[DOCUMENT PASSAGE — start]
Not really — but we’ve had a random week of nightly freezes since the hop plants arrived. Instead of planting them outside and keeping them covered, I’ve got them in the pots I use for seed starting and we’ll get them planted in the middle of this coming week. It was also a bit of an experiment — can you keep hop plants in little pots for a week?

Hops + 2 days

Hops + 5 days

They’re not growing anything like the hops out in the ground that we’re covering at night … but they appear to be doing well. And they should be happy enough until Wednesday when it looks like the cold snap ends.
[DOCUMENT PASSAGE — finish]
REQUIRED WORK:
(1) In the hops passage, restate the text from "Not really —" up to and including "cold snap ends.", changing "pots" to "containers".
(2) Answer these questions from the hops passage:
(a) What has there been a random week of since the hop plants arrived?
(b) When are the hop plants to be planted?
(c) On which day does it look like the cold snap ends?
[MATERIAL SHOWN — start]
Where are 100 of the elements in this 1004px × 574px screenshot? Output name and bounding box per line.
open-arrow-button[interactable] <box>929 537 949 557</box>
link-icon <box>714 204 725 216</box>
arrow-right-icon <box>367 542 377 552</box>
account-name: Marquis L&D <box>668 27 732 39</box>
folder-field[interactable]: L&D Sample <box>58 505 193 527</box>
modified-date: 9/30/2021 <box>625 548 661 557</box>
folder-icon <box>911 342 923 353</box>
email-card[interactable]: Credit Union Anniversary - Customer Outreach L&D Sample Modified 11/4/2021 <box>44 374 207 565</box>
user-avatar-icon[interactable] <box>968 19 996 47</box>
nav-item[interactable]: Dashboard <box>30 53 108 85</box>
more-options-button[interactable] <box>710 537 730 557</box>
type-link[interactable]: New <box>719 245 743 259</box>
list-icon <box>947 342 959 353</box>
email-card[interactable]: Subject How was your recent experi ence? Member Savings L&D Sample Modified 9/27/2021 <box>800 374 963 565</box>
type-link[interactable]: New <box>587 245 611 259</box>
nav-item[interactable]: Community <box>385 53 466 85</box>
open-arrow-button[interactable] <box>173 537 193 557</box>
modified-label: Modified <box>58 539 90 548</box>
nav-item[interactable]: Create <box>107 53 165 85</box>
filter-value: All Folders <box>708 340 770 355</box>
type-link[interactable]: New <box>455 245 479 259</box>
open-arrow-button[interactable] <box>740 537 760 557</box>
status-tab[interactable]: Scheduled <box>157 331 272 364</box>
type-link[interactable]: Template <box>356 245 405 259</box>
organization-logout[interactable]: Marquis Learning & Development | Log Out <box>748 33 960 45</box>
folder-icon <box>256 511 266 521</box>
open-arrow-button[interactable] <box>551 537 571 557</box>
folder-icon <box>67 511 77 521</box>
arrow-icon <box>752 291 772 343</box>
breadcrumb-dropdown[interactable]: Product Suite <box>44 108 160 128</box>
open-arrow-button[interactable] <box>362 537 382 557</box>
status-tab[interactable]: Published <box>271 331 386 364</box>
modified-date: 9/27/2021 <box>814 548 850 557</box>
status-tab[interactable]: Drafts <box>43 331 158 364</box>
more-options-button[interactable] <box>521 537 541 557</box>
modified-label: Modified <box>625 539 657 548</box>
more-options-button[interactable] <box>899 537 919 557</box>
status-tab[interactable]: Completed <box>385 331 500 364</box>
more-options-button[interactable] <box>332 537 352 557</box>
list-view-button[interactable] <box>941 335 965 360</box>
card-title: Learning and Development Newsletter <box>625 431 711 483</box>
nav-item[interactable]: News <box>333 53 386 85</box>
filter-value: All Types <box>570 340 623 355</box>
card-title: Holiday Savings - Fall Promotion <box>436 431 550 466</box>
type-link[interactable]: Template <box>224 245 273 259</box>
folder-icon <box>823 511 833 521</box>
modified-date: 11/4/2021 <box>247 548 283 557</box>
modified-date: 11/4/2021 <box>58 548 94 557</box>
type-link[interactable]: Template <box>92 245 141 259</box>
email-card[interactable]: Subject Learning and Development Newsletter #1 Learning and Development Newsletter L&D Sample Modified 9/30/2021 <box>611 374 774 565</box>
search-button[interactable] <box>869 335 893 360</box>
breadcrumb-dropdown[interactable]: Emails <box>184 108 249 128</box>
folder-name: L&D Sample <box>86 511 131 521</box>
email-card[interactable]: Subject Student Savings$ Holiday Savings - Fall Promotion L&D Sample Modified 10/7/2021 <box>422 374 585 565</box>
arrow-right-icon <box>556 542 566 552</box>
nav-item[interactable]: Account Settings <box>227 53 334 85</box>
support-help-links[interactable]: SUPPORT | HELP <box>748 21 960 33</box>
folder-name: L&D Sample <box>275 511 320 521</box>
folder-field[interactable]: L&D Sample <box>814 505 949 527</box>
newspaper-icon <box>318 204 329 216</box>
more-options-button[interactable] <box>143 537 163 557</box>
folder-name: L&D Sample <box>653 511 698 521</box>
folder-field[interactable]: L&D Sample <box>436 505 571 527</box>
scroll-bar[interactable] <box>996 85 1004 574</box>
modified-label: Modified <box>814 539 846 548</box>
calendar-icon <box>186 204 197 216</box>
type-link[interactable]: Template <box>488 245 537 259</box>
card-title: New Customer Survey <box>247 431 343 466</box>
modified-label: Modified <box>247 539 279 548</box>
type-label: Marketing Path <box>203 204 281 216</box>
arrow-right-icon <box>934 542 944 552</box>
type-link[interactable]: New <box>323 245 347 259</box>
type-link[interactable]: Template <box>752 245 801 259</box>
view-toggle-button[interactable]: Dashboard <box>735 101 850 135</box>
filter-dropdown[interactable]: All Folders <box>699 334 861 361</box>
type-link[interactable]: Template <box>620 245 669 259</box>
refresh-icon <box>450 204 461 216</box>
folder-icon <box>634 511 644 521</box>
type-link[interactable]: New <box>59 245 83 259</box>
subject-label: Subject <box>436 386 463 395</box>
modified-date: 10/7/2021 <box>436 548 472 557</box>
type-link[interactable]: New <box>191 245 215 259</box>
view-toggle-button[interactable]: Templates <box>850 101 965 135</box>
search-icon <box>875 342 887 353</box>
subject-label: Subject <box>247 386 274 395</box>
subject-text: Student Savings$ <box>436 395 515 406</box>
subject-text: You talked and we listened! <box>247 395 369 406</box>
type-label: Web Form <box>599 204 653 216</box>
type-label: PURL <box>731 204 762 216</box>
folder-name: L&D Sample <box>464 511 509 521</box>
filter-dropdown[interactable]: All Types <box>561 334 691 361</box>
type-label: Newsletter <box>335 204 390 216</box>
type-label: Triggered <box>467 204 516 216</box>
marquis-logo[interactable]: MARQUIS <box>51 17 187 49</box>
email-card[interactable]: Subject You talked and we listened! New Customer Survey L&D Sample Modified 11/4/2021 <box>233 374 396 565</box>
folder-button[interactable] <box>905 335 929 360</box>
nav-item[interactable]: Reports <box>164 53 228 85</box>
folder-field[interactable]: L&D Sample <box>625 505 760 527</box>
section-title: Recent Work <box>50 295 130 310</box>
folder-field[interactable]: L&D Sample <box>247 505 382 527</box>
[MATERIAL SHOWN — finish]
TASK ANSWERS:
(1)
Not really — but we’ve had a random week of nightly freezes since the hop plants arrived. Instead of planting them outside and keeping them covered, I’ve got them in the containers I use for seed starting and we’ll get them planted in the middle of this coming week. It was also a bit of an experiment — can you keep hop plants in little containers for a week?

Hops + 2 days

Hops + 5 days

They’re not growing anything like the hops out in the ground that we’re covering at night … but they appear to be doing well. And they should be happy enough until Wednesday when it looks like the cold snap ends.

(2)
(a) Nightly freezes.
(b) In the middle of this coming week.
(c) Wednesday.